# FRAGMENTO PARA LEER

------------------------

DIOS ES SOLAMENTE ESPÍRITU
Fray Marcos
Hoy y los dos
próximos domingos vamos a leer evangelios de Juan: Samaritana, ciego de
nacimiento y resurrección de Lázaro. El “yo soy” de Juan, se repite en los
tres: yo soy agua viva, luz, vida. El relato es una catequesis que invita a
seguir a Jesús-Vida.
Los samaritanos eran
despreciados por los judíos como herejes. El peor insulto que se podía hacer a
un judío era llamarle samaritano. Sin esta clave no se entiende el relato.
Jesús es el agua
viva, que va a sustituir la Ley y el Templo. Esta es la clave de todo el
relato. La mujer no tiene nombre, representa la región de Samaría que va a
apagar su sed en la tradición. Jesús está solo. Se trata del encuentro del
Mesías con Samaría, la infiel. El profeta Oseas de Samaría había denunciado la
prostitución de esta tierra.
Jesús toma la
iniciativa al pedir de beber a la Samaritana. Se acerca implorando ayuda. Ella
tiene lo que a él le falta y necesita, el agua. Es lógica la extrañeza de la
mujer. Jesús acaba de derribar una doble barrera, la que separaba a judíos y
samaritanos y la que separaba a hombres de mujeres. Reconoce que una mujer
puede aportarle algo.
Jesús le ha pedido
un favor, pero es para corresponder con otro mucho mayor. Jesús se muestra por
encima de las circunstancias aparentemente adversas. La mujer no conoce más
agua que la del pozo (la ley) que solo se puede conseguir con el esfuerzo
humano. Como los judíos, no ha descubierto que existe un don de Dios gratuito y
mejor.
El agua-Espíritu que
da Jesús, se convierte en manantial que continuamente da Vida. Esa Vida
contiene la energía suficiente para desarrollar a cada ser humano desde su
dimensión personal más profunda. El Hombre recibe Vida en lo profundo de su
ser. El agua hay que extraerla del pozo, el Espíritu está siempre en lo hondo
de uno mismo.
Juan es un experto
en la utilización de la falsa comprensión de un aserto para insistir en la
explicación. Jesús habla de la Vida y la Samaritana habla del agua para beber.
La mejor demostración de que mantenemos la ambivalencia es que la primera
lectura es el pasaje de Éxodo, donde la prueba de que Dios está con el pueblo
es que les da agua.
El sentido de los
versículos, que se refieren a los maridos, hay que buscarlo en el trasfondo
profético, que nos lleva a la infiel relación de Samaría con Dios. Samaría ha
tenido cinco dioses, y el que tiene ahora (Yahvé) al compartirlo, tampoco es su
dios.

------------------------

# LOS DATOS
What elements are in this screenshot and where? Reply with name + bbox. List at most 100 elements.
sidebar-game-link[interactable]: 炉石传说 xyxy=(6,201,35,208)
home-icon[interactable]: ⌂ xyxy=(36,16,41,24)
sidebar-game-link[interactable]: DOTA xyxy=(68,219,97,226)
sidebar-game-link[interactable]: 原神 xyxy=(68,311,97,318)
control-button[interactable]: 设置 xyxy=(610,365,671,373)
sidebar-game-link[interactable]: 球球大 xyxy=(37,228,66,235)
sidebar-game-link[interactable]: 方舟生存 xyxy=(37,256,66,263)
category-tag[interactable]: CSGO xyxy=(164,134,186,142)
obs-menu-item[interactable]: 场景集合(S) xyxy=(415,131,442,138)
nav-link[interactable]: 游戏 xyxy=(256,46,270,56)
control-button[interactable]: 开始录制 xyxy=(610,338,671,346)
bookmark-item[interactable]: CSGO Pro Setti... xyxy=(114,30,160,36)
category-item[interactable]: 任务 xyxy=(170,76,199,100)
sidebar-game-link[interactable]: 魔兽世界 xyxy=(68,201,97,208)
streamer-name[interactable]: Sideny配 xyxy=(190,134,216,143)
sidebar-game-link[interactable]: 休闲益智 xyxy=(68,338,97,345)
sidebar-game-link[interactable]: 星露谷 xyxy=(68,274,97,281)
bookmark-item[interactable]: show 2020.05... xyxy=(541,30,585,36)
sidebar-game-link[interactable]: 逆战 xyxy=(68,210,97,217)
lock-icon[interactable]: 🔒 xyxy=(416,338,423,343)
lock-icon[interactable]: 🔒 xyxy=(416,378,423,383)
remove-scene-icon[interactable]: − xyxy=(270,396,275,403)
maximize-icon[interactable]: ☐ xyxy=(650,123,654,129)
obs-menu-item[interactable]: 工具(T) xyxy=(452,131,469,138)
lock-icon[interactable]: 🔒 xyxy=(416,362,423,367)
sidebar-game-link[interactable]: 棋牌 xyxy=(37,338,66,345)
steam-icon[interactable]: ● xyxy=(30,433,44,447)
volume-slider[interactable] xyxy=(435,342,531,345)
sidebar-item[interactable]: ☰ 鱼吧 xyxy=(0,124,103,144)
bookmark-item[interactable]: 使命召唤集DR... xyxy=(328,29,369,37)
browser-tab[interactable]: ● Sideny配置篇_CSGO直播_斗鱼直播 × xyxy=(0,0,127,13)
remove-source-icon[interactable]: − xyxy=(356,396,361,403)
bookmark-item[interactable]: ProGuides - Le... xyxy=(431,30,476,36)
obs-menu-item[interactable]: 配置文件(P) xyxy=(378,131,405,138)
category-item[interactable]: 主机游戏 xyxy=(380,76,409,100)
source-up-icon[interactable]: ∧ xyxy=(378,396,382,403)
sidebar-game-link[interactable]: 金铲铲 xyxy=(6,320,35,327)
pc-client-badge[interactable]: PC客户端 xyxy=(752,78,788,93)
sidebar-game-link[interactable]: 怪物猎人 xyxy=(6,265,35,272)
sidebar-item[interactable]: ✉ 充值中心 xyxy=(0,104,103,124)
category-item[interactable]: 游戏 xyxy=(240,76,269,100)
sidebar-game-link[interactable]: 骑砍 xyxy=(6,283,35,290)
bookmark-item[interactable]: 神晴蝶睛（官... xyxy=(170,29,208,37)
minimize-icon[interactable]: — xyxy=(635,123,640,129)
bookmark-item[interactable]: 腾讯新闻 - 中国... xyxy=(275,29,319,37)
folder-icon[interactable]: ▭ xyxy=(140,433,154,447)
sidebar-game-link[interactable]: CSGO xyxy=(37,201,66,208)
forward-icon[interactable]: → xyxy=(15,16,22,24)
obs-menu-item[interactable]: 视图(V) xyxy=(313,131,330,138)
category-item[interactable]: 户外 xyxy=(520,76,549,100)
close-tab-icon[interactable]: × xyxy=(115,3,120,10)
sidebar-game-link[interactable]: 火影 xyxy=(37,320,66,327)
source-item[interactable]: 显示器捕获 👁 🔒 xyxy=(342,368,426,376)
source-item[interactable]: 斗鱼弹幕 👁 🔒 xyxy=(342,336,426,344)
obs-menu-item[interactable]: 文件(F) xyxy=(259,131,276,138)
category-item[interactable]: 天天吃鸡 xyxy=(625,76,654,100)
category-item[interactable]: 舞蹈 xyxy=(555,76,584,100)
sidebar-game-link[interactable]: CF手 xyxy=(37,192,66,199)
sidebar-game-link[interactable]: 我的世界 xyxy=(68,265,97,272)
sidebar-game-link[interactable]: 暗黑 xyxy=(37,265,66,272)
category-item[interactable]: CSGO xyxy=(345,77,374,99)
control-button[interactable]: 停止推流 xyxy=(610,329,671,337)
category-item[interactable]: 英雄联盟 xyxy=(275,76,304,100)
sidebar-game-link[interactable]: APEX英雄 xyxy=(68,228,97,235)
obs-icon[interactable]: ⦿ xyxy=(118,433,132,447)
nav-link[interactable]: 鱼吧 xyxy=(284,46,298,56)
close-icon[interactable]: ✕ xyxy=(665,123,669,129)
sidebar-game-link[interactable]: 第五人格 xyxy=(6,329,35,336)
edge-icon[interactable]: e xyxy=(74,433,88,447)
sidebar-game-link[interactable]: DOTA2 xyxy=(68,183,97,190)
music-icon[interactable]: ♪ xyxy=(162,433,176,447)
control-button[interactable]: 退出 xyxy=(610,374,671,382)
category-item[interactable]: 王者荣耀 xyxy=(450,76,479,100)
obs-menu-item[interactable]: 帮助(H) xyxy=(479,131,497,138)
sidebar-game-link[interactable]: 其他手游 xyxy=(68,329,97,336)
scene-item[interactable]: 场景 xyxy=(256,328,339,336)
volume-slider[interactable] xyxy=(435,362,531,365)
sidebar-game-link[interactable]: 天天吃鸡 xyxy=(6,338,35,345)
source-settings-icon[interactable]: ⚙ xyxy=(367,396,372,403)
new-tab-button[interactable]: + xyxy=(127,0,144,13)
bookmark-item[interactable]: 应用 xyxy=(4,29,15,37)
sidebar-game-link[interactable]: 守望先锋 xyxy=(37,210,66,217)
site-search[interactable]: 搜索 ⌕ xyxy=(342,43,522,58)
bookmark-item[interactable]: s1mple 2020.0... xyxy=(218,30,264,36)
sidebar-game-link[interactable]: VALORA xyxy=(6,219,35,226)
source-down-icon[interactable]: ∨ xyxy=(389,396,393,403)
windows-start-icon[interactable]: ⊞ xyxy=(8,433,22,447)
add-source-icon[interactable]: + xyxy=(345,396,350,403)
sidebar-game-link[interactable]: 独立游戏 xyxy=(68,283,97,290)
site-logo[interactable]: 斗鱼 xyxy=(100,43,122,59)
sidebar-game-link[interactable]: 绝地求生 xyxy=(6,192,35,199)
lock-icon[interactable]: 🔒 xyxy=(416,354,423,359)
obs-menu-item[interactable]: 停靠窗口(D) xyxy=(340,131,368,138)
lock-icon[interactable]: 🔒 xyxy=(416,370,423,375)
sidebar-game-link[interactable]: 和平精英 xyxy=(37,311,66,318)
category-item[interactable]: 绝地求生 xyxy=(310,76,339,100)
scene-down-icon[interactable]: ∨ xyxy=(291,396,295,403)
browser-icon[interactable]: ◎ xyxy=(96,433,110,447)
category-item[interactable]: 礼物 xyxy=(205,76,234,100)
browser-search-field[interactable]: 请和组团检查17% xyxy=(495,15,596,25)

------------------------

# TAREA A REALIZAR
Reescribe el tramo del texto sobre la samaritana que va de "Jesús es el" hasta "puede aportarle algo." y cambia el nombre "Samaría" por "Samaria".

# RESULTADO
Jesús es el agua
viva, que va a sustituir la Ley y el Templo. Esta es la clave de todo el
relato. La mujer no tiene nombre, representa la región de Samaria que va a
apagar su sed en la tradición. Jesús está solo. Se trata del encuentro del
Mesías con Samaria, la infiel. El profeta Oseas de Samaria había denunciado la
prostitución de esta tierra.
Jesús toma la
iniciativa al pedir de beber a la Samaritana. Se acerca implorando ayuda. Ella
tiene lo que a él le falta y necesita, el agua. Es lógica la extrañeza de la
mujer. Jesús acaba de derribar una doble barrera, la que separaba a judíos y
samaritanos y la que separaba a hombres de mujeres. Reconoce que una mujer
puede aportarle algo.